== Input material

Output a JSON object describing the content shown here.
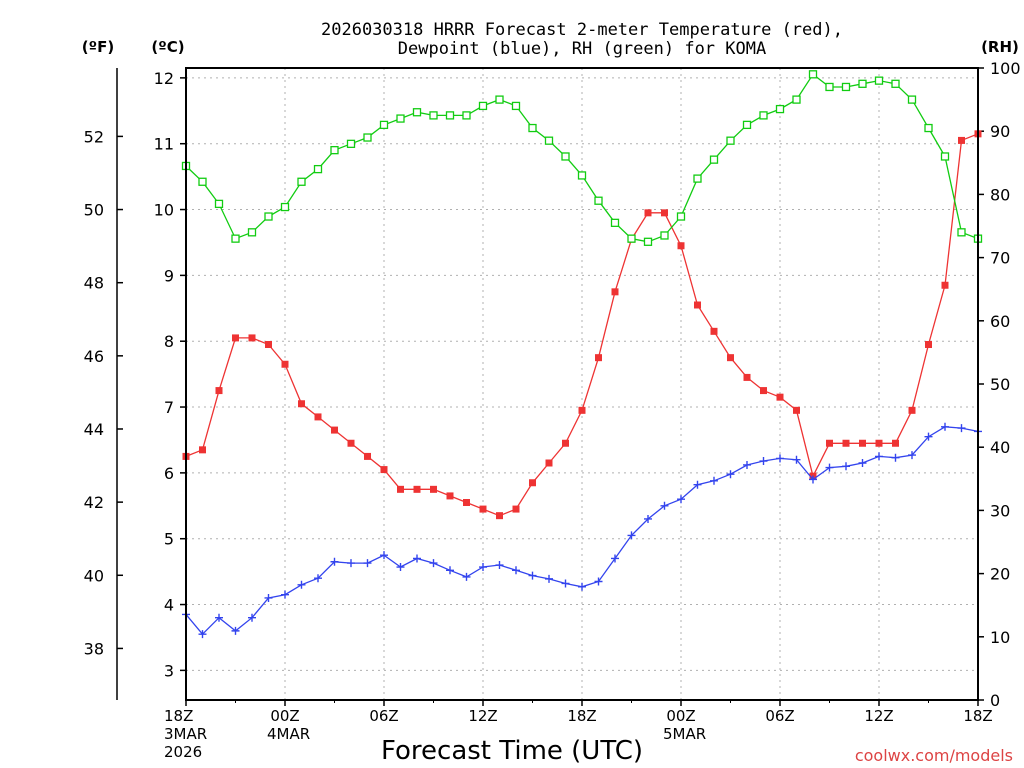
{
  "title_line1": "2026030318 HRRR Forecast 2-meter Temperature (red),",
  "title_line2": "Dewpoint (blue), RH (green) for KOMA",
  "units": {
    "fahrenheit": "(ºF)",
    "celsius": "(ºC)",
    "rh": "(RH)"
  },
  "credit": "coolwx.com/models",
  "colors": {
    "temperature": "#ee3333",
    "dewpoint": "#3344ee",
    "rh": "#11cc11"
  },
  "chart_data": {
    "type": "line",
    "title": "2026030318 HRRR Forecast 2-meter Temperature (red), Dewpoint (blue), RH (green) for KOMA",
    "xlabel": "Forecast Time (UTC)",
    "ylabel_left": "(ºC)",
    "ylabel_far_left": "(ºF)",
    "ylabel_right": "(RH)",
    "x_unit": "forecast hour from 2026-03-03 18Z",
    "xlim": [
      0,
      48
    ],
    "ylim_celsius": [
      2.55,
      12.15
    ],
    "ylim_rh": [
      0,
      100
    ],
    "x_ticks": [
      {
        "hour": 0,
        "lines": [
          "18Z",
          "3MAR",
          "2026"
        ]
      },
      {
        "hour": 6,
        "lines": [
          "00Z",
          "4MAR"
        ]
      },
      {
        "hour": 12,
        "lines": [
          "06Z"
        ]
      },
      {
        "hour": 18,
        "lines": [
          "12Z"
        ]
      },
      {
        "hour": 24,
        "lines": [
          "18Z"
        ]
      },
      {
        "hour": 30,
        "lines": [
          "00Z",
          "5MAR"
        ]
      },
      {
        "hour": 36,
        "lines": [
          "06Z"
        ]
      },
      {
        "hour": 42,
        "lines": [
          "12Z"
        ]
      },
      {
        "hour": 48,
        "lines": [
          "18Z"
        ]
      }
    ],
    "celsius_ticks": [
      "3",
      "4",
      "5",
      "6",
      "7",
      "8",
      "9",
      "10",
      "11",
      "12"
    ],
    "fahrenheit_ticks": [
      "38",
      "40",
      "42",
      "44",
      "46",
      "48",
      "50",
      "52"
    ],
    "rh_ticks": [
      "0",
      "10",
      "20",
      "30",
      "40",
      "50",
      "60",
      "70",
      "80",
      "90",
      "100"
    ],
    "grid": true,
    "series": [
      {
        "name": "Temperature",
        "unit": "C",
        "marker": "filled-square",
        "values": [
          6.25,
          6.35,
          7.25,
          8.05,
          8.05,
          7.95,
          7.65,
          7.05,
          6.85,
          6.65,
          6.45,
          6.25,
          6.05,
          5.75,
          5.75,
          5.75,
          5.65,
          5.55,
          5.45,
          5.35,
          5.45,
          5.85,
          6.15,
          6.45,
          6.95,
          7.75,
          8.75,
          9.55,
          9.95,
          9.95,
          9.45,
          8.55,
          8.15,
          7.75,
          7.45,
          7.25,
          7.15,
          6.95,
          5.95,
          6.45,
          6.45,
          6.45,
          6.45,
          6.45,
          6.95,
          7.95,
          8.85,
          11.05,
          11.15
        ]
      },
      {
        "name": "Dewpoint",
        "unit": "C",
        "marker": "plus",
        "values": [
          3.85,
          3.55,
          3.8,
          3.6,
          3.8,
          4.1,
          4.15,
          4.3,
          4.4,
          4.65,
          4.63,
          4.63,
          4.75,
          4.57,
          4.7,
          4.63,
          4.52,
          4.42,
          4.57,
          4.6,
          4.52,
          4.44,
          4.39,
          4.32,
          4.27,
          4.35,
          4.7,
          5.05,
          5.3,
          5.5,
          5.6,
          5.82,
          5.88,
          5.98,
          6.12,
          6.18,
          6.22,
          6.2,
          5.9,
          6.08,
          6.1,
          6.15,
          6.25,
          6.23,
          6.27,
          6.55,
          6.7,
          6.68,
          6.63
        ]
      },
      {
        "name": "RH",
        "unit": "%",
        "marker": "open-square",
        "values": [
          84.5,
          82,
          78.5,
          73,
          74,
          76.5,
          78,
          82,
          84,
          87,
          88,
          89,
          91,
          92,
          93,
          92.5,
          92.5,
          92.5,
          94,
          95,
          94,
          90.5,
          88.5,
          86,
          83,
          79,
          75.5,
          73,
          72.5,
          73.5,
          76.5,
          82.5,
          85.5,
          88.5,
          91,
          92.5,
          93.5,
          95,
          99,
          97,
          97,
          97.5,
          98,
          97.5,
          95,
          90.5,
          86,
          74,
          73
        ]
      }
    ]
  }
}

====

- Task to carry out
Can you restate all the records above word for word while dropping the pictures?

- Answer in full
Output a JSON object describing the content shown here.
{
  "title_line1": "2026030318 HRRR Forecast 2-meter Temperature (red),",
  "title_line2": "Dewpoint (blue), RH (green) for KOMA",
  "units": {
    "fahrenheit": "(ºF)",
    "celsius": "(ºC)",
    "rh": "(RH)"
  },
  "credit": "coolwx.com/models",
  "colors": {
    "temperature": "#ee3333",
    "dewpoint": "#3344ee",
    "rh": "#11cc11"
  },
  "chart_data": {
    "type": "line",
    "title": "2026030318 HRRR Forecast 2-meter Temperature (red), Dewpoint (blue), RH (green) for KOMA",
    "xlabel": "Forecast Time (UTC)",
    "ylabel_left": "(ºC)",
    "ylabel_far_left": "(ºF)",
    "ylabel_right": "(RH)",
    "x_unit": "forecast hour from 2026-03-03 18Z",
    "xlim": [
      0,
      48
    ],
    "ylim_celsius": [
      2.55,
      12.15
    ],
    "ylim_rh": [
      0,
      100
    ],
    "x_ticks": [
      {
        "hour": 0,
        "lines": [
          "18Z",
          "3MAR",
          "2026"
        ]
      },
      {
        "hour": 6,
        "lines": [
          "00Z",
          "4MAR"
        ]
      },
      {
        "hour": 12,
        "lines": [
          "06Z"
        ]
      },
      {
        "hour": 18,
        "lines": [
          "12Z"
        ]
      },
      {
        "hour": 24,
        "lines": [
          "18Z"
        ]
      },
      {
        "hour": 30,
        "lines": [
          "00Z",
          "5MAR"
        ]
      },
      {
        "hour": 36,
        "lines": [
          "06Z"
        ]
      },
      {
        "hour": 42,
        "lines": [
          "12Z"
        ]
      },
      {
        "hour": 48,
        "lines": [
          "18Z"
        ]
      }
    ],
    "celsius_ticks": [
      "3",
      "4",
      "5",
      "6",
      "7",
      "8",
      "9",
      "10",
      "11",
      "12"
    ],
    "fahrenheit_ticks": [
      "38",
      "40",
      "42",
      "44",
      "46",
      "48",
      "50",
      "52"
    ],
    "rh_ticks": [
      "0",
      "10",
      "20",
      "30",
      "40",
      "50",
      "60",
      "70",
      "80",
      "90",
      "100"
    ],
    "grid": true,
    "series": [
      {
        "name": "Temperature",
        "unit": "C",
        "marker": "filled-square",
        "values": [
          6.25,
          6.35,
          7.25,
          8.05,
          8.05,
          7.95,
          7.65,
          7.05,
          6.85,
          6.65,
          6.45,
          6.25,
          6.05,
          5.75,
          5.75,
          5.75,
          5.65,
          5.55,
          5.45,
          5.35,
          5.45,
          5.85,
          6.15,
          6.45,
          6.95,
          7.75,
          8.75,
          9.55,
          9.95,
          9.95,
          9.45,
          8.55,
          8.15,
          7.75,
          7.45,
          7.25,
          7.15,
          6.95,
          5.95,
          6.45,
          6.45,
          6.45,
          6.45,
          6.45,
          6.95,
          7.95,
          8.85,
          11.05,
          11.15
        ]
      },
      {
        "name": "Dewpoint",
        "unit": "C",
        "marker": "plus",
        "values": [
          3.85,
          3.55,
          3.8,
          3.6,
          3.8,
          4.1,
          4.15,
          4.3,
          4.4,
          4.65,
          4.63,
          4.63,
          4.75,
          4.57,
          4.7,
          4.63,
          4.52,
          4.42,
          4.57,
          4.6,
          4.52,
          4.44,
          4.39,
          4.32,
          4.27,
          4.35,
          4.7,
          5.05,
          5.3,
          5.5,
          5.6,
          5.82,
          5.88,
          5.98,
          6.12,
          6.18,
          6.22,
          6.2,
          5.9,
          6.08,
          6.1,
          6.15,
          6.25,
          6.23,
          6.27,
          6.55,
          6.7,
          6.68,
          6.63
        ]
      },
      {
        "name": "RH",
        "unit": "%",
        "marker": "open-square",
        "values": [
          84.5,
          82,
          78.5,
          73,
          74,
          76.5,
          78,
          82,
          84,
          87,
          88,
          89,
          91,
          92,
          93,
          92.5,
          92.5,
          92.5,
          94,
          95,
          94,
          90.5,
          88.5,
          86,
          83,
          79,
          75.5,
          73,
          72.5,
          73.5,
          76.5,
          82.5,
          85.5,
          88.5,
          91,
          92.5,
          93.5,
          95,
          99,
          97,
          97,
          97.5,
          98,
          97.5,
          95,
          90.5,
          86,
          74,
          73
        ]
      }
    ]
  }
}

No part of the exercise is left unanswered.